(Records)

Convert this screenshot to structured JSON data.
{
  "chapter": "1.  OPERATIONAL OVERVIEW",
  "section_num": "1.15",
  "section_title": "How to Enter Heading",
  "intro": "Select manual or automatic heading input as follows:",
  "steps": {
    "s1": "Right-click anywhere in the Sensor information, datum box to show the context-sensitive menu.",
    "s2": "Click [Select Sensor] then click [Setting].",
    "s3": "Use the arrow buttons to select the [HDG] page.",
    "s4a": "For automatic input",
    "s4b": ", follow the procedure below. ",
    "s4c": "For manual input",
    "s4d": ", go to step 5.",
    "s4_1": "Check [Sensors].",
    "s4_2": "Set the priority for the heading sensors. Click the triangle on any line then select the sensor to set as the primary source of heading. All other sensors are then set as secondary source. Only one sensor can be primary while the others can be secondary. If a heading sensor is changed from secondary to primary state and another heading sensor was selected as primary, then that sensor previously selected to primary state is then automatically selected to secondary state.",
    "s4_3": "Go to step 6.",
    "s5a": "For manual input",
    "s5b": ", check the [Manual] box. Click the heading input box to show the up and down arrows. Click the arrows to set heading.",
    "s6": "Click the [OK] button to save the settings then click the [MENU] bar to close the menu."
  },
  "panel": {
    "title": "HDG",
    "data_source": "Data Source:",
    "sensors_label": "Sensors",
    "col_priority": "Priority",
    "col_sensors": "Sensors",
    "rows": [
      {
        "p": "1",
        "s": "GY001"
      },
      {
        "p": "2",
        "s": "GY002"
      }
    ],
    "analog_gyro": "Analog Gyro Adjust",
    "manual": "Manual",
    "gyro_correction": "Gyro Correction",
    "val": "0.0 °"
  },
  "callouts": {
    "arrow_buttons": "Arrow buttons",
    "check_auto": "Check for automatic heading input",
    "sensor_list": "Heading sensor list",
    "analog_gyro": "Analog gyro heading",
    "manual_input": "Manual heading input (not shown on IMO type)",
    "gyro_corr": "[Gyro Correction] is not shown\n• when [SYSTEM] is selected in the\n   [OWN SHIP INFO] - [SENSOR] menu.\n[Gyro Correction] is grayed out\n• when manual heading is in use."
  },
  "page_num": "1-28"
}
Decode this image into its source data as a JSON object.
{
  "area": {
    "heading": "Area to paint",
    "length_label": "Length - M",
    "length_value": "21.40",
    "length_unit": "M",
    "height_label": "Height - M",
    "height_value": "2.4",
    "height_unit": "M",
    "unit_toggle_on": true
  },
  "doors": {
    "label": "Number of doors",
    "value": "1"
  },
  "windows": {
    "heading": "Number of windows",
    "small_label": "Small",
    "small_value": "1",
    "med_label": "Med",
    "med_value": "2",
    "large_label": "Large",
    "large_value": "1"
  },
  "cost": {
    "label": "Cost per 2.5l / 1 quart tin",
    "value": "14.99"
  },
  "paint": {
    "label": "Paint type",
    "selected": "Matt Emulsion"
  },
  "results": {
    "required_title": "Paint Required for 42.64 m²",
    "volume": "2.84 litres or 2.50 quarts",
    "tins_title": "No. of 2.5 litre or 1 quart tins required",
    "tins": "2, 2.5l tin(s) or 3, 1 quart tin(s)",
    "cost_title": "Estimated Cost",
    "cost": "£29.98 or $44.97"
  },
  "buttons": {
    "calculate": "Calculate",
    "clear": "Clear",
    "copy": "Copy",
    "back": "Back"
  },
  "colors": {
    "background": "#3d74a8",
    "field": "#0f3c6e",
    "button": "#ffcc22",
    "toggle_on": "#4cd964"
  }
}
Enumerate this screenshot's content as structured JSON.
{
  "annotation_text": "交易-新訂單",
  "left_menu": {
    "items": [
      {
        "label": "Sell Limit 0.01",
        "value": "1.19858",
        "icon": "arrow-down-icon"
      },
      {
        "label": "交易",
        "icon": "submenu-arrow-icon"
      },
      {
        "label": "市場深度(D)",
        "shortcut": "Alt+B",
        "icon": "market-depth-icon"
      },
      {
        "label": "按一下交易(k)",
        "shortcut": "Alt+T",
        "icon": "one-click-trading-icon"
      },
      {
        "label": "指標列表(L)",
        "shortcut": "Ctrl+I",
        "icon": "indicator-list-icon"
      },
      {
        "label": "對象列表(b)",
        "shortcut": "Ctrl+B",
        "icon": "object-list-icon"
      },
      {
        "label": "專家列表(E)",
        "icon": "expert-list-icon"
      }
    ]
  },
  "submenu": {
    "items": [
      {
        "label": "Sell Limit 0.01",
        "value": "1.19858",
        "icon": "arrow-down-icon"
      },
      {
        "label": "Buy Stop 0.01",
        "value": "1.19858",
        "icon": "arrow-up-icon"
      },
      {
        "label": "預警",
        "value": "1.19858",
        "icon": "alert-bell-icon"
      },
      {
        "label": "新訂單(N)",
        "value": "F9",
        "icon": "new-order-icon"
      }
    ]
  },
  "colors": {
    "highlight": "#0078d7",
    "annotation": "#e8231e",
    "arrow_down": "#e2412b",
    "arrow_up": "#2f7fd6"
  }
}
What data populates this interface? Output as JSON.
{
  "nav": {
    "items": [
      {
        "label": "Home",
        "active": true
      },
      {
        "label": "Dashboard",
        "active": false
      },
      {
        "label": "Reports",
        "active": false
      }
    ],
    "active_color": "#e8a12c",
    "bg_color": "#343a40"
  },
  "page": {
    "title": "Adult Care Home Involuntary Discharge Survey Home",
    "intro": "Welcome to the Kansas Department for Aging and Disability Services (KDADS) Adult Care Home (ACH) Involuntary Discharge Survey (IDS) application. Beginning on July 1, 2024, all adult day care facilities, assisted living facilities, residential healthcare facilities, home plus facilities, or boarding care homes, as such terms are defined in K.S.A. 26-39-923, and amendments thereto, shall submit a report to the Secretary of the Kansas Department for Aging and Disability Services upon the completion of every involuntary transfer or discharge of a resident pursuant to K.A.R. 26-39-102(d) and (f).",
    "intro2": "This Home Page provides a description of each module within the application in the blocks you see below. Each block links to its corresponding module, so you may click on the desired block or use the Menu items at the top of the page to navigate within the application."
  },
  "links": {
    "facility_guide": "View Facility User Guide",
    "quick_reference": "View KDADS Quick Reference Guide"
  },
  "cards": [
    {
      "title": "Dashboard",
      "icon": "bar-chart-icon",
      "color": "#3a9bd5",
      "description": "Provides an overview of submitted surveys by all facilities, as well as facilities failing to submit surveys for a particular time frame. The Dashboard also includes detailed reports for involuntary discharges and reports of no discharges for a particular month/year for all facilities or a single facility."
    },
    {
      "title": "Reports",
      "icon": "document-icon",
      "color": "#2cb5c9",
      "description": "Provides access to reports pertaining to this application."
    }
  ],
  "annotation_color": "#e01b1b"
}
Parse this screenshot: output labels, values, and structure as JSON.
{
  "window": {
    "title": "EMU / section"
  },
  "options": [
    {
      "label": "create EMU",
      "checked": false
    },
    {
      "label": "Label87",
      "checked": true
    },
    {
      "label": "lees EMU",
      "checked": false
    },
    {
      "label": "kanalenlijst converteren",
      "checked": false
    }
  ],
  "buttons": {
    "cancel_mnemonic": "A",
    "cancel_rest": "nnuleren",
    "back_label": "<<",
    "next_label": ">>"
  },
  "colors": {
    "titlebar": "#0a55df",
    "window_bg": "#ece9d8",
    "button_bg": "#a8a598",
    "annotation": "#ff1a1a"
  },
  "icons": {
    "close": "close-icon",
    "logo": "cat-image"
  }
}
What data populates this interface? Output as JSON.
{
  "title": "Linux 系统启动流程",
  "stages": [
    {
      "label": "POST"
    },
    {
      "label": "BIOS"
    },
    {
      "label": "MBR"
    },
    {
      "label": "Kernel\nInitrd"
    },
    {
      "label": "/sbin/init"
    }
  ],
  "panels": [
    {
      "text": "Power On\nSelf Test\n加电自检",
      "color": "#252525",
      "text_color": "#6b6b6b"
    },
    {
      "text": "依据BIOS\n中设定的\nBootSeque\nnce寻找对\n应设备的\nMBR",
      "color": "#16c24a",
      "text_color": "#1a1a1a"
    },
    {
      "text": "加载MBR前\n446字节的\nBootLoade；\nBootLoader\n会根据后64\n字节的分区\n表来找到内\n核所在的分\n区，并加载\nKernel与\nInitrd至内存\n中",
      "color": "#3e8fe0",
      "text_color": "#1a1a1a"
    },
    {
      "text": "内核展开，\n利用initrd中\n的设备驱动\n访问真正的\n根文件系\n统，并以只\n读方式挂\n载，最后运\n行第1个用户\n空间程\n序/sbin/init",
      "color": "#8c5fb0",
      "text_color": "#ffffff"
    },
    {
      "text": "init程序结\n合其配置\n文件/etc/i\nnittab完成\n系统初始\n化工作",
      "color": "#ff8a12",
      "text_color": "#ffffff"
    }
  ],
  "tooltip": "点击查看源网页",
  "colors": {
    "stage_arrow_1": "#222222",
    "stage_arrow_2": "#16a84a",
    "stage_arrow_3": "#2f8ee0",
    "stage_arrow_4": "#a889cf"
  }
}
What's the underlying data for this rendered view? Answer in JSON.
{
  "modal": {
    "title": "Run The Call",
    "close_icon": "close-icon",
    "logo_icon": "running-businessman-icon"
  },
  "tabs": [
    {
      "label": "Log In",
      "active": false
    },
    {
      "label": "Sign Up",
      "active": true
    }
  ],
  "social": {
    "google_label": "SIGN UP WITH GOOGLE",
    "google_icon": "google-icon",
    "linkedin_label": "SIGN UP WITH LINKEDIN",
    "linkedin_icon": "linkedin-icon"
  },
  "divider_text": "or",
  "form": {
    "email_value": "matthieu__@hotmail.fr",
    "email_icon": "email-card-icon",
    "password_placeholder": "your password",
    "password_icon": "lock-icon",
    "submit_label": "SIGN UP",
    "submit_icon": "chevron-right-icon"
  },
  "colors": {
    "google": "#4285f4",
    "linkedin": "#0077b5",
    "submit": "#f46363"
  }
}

> **What is expected**
Please extract exactly, and only, the lines from the line containing "What's the underlying" through the last line of the records.

> **Complete response**
What's the underlying data for this rendered view? Answer in JSON.
{
  "modal": {
    "title": "Run The Call",
    "close_icon": "close-icon",
    "logo_icon": "running-businessman-icon"
  },
  "tabs": [
    {
      "label": "Log In",
      "active": false
    },
    {
      "label": "Sign Up",
      "active": true
    }
  ],
  "social": {
    "google_label": "SIGN UP WITH GOOGLE",
    "google_icon": "google-icon",
    "linkedin_label": "SIGN UP WITH LINKEDIN",
    "linkedin_icon": "linkedin-icon"
  },
  "divider_text": "or",
  "form": {
    "email_value": "matthieu__@hotmail.fr",
    "email_icon": "email-card-icon",
    "password_placeholder": "your password",
    "password_icon": "lock-icon",
    "submit_label": "SIGN UP",
    "submit_icon": "chevron-right-icon"
  },
  "colors": {
    "google": "#4285f4",
    "linkedin": "#0077b5",
    "submit": "#f46363"
  }
}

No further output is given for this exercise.